* **Excerpted passage**:
--- START ---

Is Religious Zeal the Problem?

This question continues to come back to me - whether through conversation, the media’s coverage of terrorism, or personal reflection - is religious zeal the problem? Ever since 9/11, religious zeal in general has been identified as the source of our world’s problems. Whether it’s the “New Atheists” - men like Dawkins, Hitchens, and Harris - and their jeremiads against religion, or the “common sense” milieu of our age that takes for granted the value of moderation in all things, most especially religion, religious zeal appears as an obvious evil. Can we question this assumption? I not only want to question it, I want to actually advocate for religious zeal, properly understood. 

First - questioning our assumptions. Consider the coverage of either today’s “Islamic” extremists or the stereotypical knowledge of the medieval Crusades, and you will in both cases discover that our culture denounces them for the same reason - they were too zealous, too certain, and violence became the natural outgrowth of that certainty. If someone is so certain that Christianity or Islam is true (to take the two most prominent examples in the American press today), it will inevitably lead to violence or hatred or bigotry. Zealous certainty is the problem, therefore the solution is mixing in uncertainty, doubt, and global awareness of myriad of other religious or philosophical options.

--- END ---

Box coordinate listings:

--- START ---

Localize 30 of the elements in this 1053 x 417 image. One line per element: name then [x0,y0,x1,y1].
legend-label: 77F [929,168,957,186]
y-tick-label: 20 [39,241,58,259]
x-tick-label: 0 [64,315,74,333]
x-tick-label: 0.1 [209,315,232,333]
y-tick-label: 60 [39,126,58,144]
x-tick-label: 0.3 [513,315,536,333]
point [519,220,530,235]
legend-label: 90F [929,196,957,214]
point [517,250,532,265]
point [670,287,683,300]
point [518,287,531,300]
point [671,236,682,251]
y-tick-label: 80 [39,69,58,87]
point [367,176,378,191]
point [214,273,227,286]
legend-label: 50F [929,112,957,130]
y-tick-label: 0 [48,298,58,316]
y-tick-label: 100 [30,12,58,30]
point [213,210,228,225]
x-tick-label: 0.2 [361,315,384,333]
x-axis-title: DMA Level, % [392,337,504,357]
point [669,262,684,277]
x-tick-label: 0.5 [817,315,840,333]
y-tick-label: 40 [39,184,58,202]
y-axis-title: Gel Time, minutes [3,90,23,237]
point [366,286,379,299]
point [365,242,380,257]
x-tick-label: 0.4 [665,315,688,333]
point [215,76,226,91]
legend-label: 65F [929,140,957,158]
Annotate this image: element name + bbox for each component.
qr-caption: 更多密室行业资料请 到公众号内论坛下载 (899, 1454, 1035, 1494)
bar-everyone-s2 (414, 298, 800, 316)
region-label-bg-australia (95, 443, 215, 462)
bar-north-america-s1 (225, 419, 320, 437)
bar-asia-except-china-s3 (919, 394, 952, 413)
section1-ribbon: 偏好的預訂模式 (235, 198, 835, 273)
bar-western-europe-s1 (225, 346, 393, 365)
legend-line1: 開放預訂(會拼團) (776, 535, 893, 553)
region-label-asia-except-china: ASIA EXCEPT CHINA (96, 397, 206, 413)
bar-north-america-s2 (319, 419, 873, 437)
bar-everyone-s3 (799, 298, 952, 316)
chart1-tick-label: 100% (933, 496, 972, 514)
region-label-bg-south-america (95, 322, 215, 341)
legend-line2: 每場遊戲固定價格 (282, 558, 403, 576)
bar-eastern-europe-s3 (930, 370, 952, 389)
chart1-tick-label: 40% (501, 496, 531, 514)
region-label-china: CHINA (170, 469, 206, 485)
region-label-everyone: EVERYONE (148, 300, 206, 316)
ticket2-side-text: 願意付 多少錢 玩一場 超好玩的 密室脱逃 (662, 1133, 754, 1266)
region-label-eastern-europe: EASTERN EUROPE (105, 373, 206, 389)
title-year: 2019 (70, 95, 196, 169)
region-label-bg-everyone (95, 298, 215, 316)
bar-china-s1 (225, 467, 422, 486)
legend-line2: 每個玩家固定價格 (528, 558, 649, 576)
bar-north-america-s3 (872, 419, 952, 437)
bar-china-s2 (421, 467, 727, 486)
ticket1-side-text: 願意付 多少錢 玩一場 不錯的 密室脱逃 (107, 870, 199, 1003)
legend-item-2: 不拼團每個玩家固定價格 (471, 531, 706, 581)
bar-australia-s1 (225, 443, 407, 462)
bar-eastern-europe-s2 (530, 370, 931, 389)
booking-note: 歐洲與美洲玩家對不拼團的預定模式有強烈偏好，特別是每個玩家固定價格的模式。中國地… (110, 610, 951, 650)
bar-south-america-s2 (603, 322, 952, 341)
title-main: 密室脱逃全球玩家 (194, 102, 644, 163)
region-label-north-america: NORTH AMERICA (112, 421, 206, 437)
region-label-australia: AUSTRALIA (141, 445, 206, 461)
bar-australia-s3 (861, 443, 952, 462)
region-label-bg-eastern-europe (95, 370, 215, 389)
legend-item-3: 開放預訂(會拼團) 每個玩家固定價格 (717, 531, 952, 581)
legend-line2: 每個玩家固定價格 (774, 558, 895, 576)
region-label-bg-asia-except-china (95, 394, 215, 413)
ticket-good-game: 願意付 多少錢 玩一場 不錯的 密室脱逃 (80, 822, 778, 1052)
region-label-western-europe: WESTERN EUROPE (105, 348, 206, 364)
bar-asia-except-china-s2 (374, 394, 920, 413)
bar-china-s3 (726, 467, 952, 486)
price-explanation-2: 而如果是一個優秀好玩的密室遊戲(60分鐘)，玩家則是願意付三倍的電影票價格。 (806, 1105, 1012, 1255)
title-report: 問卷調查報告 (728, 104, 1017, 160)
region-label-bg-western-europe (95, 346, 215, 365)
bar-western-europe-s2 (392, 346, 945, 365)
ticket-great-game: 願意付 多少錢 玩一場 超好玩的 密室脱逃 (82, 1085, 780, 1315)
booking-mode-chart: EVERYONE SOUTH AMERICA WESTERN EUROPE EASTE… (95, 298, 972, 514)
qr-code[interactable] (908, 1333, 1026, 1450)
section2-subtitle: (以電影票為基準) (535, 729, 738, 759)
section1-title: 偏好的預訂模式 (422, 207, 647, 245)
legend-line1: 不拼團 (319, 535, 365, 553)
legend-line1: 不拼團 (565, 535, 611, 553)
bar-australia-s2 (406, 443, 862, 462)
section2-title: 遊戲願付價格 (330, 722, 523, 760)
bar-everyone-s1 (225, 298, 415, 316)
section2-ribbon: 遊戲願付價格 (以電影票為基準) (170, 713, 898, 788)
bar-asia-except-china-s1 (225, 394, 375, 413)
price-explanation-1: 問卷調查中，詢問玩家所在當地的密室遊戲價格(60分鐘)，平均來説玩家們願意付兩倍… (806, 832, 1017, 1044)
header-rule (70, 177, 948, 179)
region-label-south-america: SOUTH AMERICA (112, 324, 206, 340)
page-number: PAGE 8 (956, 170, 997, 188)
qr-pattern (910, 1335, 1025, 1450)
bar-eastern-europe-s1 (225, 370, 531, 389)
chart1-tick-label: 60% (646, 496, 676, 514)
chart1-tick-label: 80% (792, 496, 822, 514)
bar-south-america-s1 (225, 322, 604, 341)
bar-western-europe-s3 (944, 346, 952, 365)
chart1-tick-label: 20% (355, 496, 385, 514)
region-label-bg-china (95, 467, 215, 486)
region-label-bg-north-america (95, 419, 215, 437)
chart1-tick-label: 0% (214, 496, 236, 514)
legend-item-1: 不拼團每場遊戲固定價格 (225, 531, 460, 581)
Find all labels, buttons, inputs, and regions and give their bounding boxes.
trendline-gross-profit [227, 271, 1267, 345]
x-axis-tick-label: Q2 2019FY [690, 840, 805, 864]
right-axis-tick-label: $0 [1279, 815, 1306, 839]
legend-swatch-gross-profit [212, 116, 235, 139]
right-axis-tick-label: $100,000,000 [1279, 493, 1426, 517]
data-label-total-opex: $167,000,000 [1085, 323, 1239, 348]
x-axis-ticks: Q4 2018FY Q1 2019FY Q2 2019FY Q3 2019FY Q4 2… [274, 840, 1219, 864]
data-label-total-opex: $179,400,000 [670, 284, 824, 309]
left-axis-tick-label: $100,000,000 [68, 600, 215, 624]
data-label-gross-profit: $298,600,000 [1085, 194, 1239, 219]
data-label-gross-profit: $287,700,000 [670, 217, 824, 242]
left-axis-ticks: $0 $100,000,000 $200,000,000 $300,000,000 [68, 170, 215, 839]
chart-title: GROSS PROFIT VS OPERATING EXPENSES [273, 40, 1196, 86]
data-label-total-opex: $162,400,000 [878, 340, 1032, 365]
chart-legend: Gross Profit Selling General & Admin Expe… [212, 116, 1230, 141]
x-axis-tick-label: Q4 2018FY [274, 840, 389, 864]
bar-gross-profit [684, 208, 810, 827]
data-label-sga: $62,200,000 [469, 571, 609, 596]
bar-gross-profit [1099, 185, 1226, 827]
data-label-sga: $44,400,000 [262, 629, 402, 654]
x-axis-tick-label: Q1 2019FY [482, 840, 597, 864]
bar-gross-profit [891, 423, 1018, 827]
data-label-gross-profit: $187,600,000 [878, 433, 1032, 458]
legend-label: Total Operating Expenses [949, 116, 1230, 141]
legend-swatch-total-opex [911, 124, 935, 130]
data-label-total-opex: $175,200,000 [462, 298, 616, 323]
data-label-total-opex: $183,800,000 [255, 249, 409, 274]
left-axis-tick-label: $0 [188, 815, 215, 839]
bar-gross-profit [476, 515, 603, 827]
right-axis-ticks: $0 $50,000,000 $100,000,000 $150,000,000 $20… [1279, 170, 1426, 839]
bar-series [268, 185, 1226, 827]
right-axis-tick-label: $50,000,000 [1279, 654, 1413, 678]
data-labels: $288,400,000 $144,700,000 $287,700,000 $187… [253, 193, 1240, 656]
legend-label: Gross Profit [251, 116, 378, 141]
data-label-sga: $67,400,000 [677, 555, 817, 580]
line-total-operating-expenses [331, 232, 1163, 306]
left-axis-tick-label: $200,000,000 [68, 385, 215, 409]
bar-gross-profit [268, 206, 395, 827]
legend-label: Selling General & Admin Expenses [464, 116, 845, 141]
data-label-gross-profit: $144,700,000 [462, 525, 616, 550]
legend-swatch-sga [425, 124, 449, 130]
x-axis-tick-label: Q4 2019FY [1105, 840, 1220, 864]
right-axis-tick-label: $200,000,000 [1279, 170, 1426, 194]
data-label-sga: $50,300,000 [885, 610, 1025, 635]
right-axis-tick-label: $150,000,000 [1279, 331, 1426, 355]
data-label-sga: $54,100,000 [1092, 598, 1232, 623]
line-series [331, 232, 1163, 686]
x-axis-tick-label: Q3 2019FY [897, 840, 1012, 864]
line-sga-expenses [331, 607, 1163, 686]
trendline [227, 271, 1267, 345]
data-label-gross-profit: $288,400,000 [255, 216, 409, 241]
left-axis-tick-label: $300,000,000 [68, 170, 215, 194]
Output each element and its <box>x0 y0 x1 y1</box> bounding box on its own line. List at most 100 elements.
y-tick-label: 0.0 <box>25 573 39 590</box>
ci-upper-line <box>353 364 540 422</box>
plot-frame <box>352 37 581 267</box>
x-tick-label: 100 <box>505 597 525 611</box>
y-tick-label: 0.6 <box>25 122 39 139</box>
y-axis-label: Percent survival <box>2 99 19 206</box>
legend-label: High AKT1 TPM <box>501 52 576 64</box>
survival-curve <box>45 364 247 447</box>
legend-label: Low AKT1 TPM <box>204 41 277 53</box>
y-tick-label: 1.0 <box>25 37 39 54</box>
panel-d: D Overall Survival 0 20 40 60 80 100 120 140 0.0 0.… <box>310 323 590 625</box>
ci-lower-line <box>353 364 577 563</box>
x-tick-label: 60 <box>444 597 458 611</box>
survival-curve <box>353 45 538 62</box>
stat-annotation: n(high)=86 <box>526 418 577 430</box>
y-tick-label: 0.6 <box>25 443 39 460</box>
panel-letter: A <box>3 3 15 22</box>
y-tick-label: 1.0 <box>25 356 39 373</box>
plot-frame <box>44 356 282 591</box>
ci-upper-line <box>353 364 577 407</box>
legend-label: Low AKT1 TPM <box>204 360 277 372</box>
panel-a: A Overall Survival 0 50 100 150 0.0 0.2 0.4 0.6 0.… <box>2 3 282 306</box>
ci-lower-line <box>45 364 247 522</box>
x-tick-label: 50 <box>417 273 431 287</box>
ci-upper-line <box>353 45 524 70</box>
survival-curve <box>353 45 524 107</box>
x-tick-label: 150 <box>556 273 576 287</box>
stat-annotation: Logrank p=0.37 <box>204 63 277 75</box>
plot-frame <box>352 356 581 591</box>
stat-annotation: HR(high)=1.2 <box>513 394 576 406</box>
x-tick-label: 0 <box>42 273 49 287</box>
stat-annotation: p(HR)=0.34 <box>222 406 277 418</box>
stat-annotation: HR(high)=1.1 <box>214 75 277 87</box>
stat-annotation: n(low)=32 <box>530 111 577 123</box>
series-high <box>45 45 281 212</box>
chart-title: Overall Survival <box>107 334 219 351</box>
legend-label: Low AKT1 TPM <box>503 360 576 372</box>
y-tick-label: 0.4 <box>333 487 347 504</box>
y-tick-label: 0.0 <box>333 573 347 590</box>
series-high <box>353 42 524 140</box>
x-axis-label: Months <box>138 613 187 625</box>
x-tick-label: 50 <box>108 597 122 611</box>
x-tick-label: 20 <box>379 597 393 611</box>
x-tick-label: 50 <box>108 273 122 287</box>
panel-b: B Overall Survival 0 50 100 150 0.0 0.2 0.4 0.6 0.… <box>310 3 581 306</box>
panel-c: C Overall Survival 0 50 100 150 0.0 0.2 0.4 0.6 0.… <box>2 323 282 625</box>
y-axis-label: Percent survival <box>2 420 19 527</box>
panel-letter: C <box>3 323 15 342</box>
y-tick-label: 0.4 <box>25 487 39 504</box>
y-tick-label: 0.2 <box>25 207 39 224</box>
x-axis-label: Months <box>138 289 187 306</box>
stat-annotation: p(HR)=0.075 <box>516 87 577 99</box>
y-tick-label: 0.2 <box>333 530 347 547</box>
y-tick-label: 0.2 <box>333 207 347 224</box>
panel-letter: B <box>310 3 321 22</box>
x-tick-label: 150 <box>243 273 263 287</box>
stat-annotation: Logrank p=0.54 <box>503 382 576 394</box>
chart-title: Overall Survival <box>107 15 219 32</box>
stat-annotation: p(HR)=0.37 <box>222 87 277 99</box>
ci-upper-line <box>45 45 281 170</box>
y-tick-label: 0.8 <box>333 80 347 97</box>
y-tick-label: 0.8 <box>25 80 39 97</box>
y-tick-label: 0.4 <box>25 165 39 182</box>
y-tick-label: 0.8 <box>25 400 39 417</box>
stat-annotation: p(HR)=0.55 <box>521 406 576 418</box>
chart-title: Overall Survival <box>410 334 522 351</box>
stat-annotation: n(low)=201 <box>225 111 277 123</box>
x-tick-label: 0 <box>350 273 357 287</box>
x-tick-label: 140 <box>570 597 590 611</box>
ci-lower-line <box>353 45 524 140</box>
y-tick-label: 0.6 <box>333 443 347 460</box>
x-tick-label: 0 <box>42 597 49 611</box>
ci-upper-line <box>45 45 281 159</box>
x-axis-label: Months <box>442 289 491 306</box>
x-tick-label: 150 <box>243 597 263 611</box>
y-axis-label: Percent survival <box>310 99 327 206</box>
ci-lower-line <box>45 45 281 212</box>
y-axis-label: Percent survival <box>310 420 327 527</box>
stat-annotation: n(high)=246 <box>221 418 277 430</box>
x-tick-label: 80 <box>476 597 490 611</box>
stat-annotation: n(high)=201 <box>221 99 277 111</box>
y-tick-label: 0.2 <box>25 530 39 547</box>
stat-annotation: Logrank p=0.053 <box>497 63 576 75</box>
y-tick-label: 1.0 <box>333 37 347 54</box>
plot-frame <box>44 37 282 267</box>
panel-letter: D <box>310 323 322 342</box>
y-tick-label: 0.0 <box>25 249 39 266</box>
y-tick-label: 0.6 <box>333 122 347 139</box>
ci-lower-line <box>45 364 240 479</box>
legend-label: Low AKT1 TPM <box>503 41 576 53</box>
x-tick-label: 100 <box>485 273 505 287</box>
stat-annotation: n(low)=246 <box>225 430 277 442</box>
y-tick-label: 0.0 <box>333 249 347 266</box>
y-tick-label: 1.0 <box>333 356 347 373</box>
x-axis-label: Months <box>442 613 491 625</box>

--- END ---

* **Task instructions**:
1) Which three men does the essay on religious zeal name as the "New Atheists"?
2) Please carry on the essay on religious zeal from its last sentence.

* **Answers below**:
1) Dawkins, Hitchens, and Harris.

2)
The problem with that argument is twofold. First, it grants that the zealots understood the essence of their religion and consistently acted upon it. Speaking from a Christian perspective, I can say that any sort of Holy War in the name of Christ is - by definition - a MISunderstanding of Christianity because of the very essence of the New Covenant. Jesus himself is believed to have absorbed the punishment and holy destruction that we all deserve, so trying to imitate the Old Testament Holy Wars as a Christian ignores precisely what Jesus came to do. Violent Christians (those who seek to make more Christians by force) are not too certain about their Christianity, they’re wrong about their Christianity!

The issue is not religious zeal. The issue is for what are we zealous. The problem in the above cases is not the certainty, it’s the link to violence. One can be zealous without being violent. Instead, I say, be zealous! Just be very clear about the object of your zeal. Did Martin Luther King need to be more moderate in his fight against racial injustice? Did Gandhi need to be more moderate in his perseverance against British imperialism? Did Mother Teresa need to be more moderate in her humility to serve the poorest of the poor?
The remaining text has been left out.